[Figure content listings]
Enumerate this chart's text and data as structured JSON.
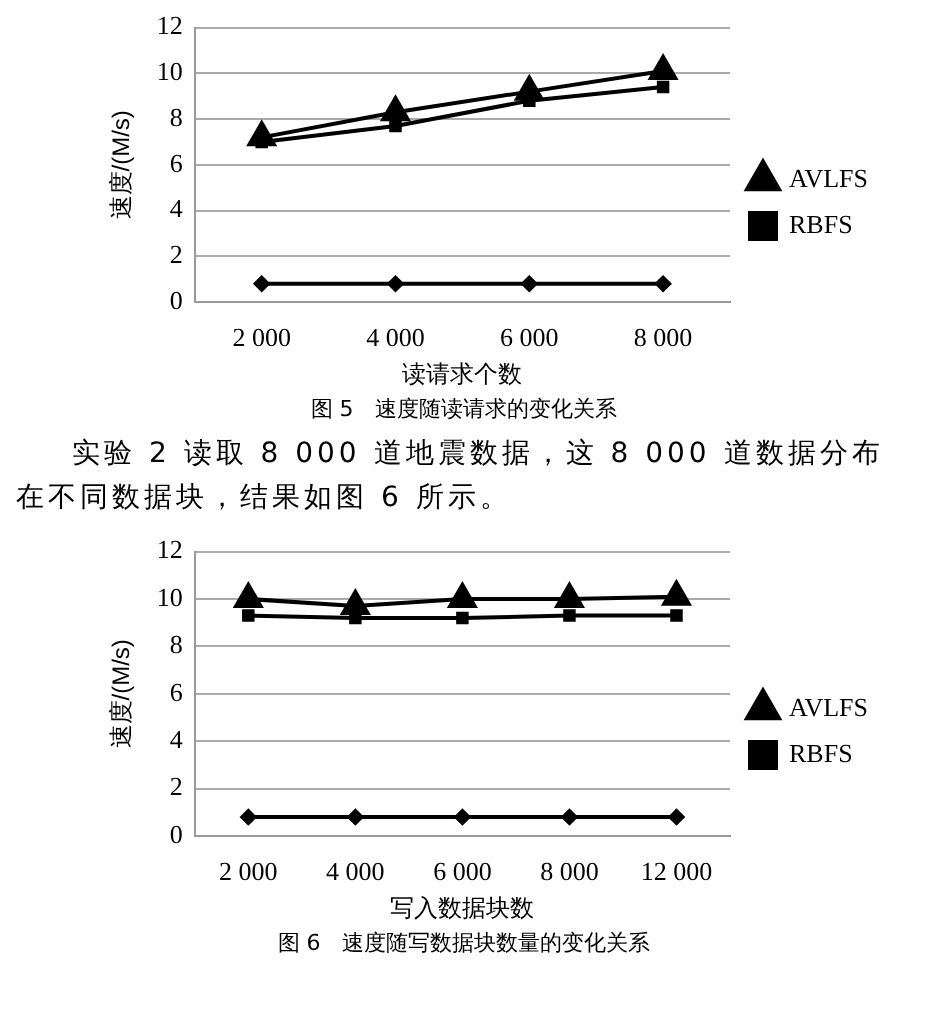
{
  "chart_data": [
    {
      "type": "line",
      "xlabel": "读请求个数",
      "ylabel": "速度/(M/s)",
      "categories": [
        "2 000",
        "4 000",
        "6 000",
        "8 000"
      ],
      "series": [
        {
          "color": "#000000",
          "marker": "diamond",
          "values": [
            0.8,
            0.8,
            0.8,
            0.8
          ]
        },
        {
          "name": "RBFS",
          "color": "#000000",
          "marker": "square",
          "values": [
            7.0,
            7.7,
            8.8,
            9.4
          ]
        },
        {
          "name": "AVLFS",
          "color": "#000000",
          "marker": "triangle",
          "values": [
            7.2,
            8.3,
            9.2,
            10.1
          ]
        }
      ],
      "ylim": [
        0,
        12
      ],
      "yticks": [
        0,
        2,
        4,
        6,
        8,
        10,
        12
      ],
      "grid": "y",
      "legend": "right",
      "annotations": [
        "图 5　速度随读请求的变化关系"
      ]
    },
    {
      "type": "line",
      "xlabel": "写入数据块数",
      "ylabel": "速度/(M/s)",
      "categories": [
        "2 000",
        "4 000",
        "6 000",
        "8 000",
        "12 000"
      ],
      "series": [
        {
          "color": "#000000",
          "marker": "diamond",
          "values": [
            0.8,
            0.8,
            0.8,
            0.8,
            0.8
          ]
        },
        {
          "name": "RBFS",
          "color": "#000000",
          "marker": "square",
          "values": [
            9.3,
            9.2,
            9.2,
            9.3,
            9.3
          ]
        },
        {
          "name": "AVLFS",
          "color": "#000000",
          "marker": "triangle",
          "values": [
            10.0,
            9.7,
            10.0,
            10.0,
            10.1
          ]
        }
      ],
      "ylim": [
        0,
        12
      ],
      "yticks": [
        0,
        2,
        4,
        6,
        8,
        10,
        12
      ],
      "grid": "y",
      "legend": "right",
      "annotations": [
        "实验 2 读取 8 000 道地震数据，这 8 000 道数据分布在不同数据块，结果如图 6 所示。",
        "图 6　速度随写数据块数量的变化关系"
      ]
    }
  ]
}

Written instruction – Each record above should come back exactly the same, only without its pictures.

Exercise result –
Enumerate this chart's text and data as structured JSON.
{
  "chart_data": [
    {
      "type": "line",
      "xlabel": "读请求个数",
      "ylabel": "速度/(M/s)",
      "categories": [
        "2 000",
        "4 000",
        "6 000",
        "8 000"
      ],
      "series": [
        {
          "color": "#000000",
          "marker": "diamond",
          "values": [
            0.8,
            0.8,
            0.8,
            0.8
          ]
        },
        {
          "name": "RBFS",
          "color": "#000000",
          "marker": "square",
          "values": [
            7.0,
            7.7,
            8.8,
            9.4
          ]
        },
        {
          "name": "AVLFS",
          "color": "#000000",
          "marker": "triangle",
          "values": [
            7.2,
            8.3,
            9.2,
            10.1
          ]
        }
      ],
      "ylim": [
        0,
        12
      ],
      "yticks": [
        0,
        2,
        4,
        6,
        8,
        10,
        12
      ],
      "grid": "y",
      "legend": "right",
      "annotations": [
        "图 5　速度随读请求的变化关系"
      ]
    },
    {
      "type": "line",
      "xlabel": "写入数据块数",
      "ylabel": "速度/(M/s)",
      "categories": [
        "2 000",
        "4 000",
        "6 000",
        "8 000",
        "12 000"
      ],
      "series": [
        {
          "color": "#000000",
          "marker": "diamond",
          "values": [
            0.8,
            0.8,
            0.8,
            0.8,
            0.8
          ]
        },
        {
          "name": "RBFS",
          "color": "#000000",
          "marker": "square",
          "values": [
            9.3,
            9.2,
            9.2,
            9.3,
            9.3
          ]
        },
        {
          "name": "AVLFS",
          "color": "#000000",
          "marker": "triangle",
          "values": [
            10.0,
            9.7,
            10.0,
            10.0,
            10.1
          ]
        }
      ],
      "ylim": [
        0,
        12
      ],
      "yticks": [
        0,
        2,
        4,
        6,
        8,
        10,
        12
      ],
      "grid": "y",
      "legend": "right",
      "annotations": [
        "实验 2 读取 8 000 道地震数据，这 8 000 道数据分布在不同数据块，结果如图 6 所示。",
        "图 6　速度随写数据块数量的变化关系"
      ]
    }
  ]
}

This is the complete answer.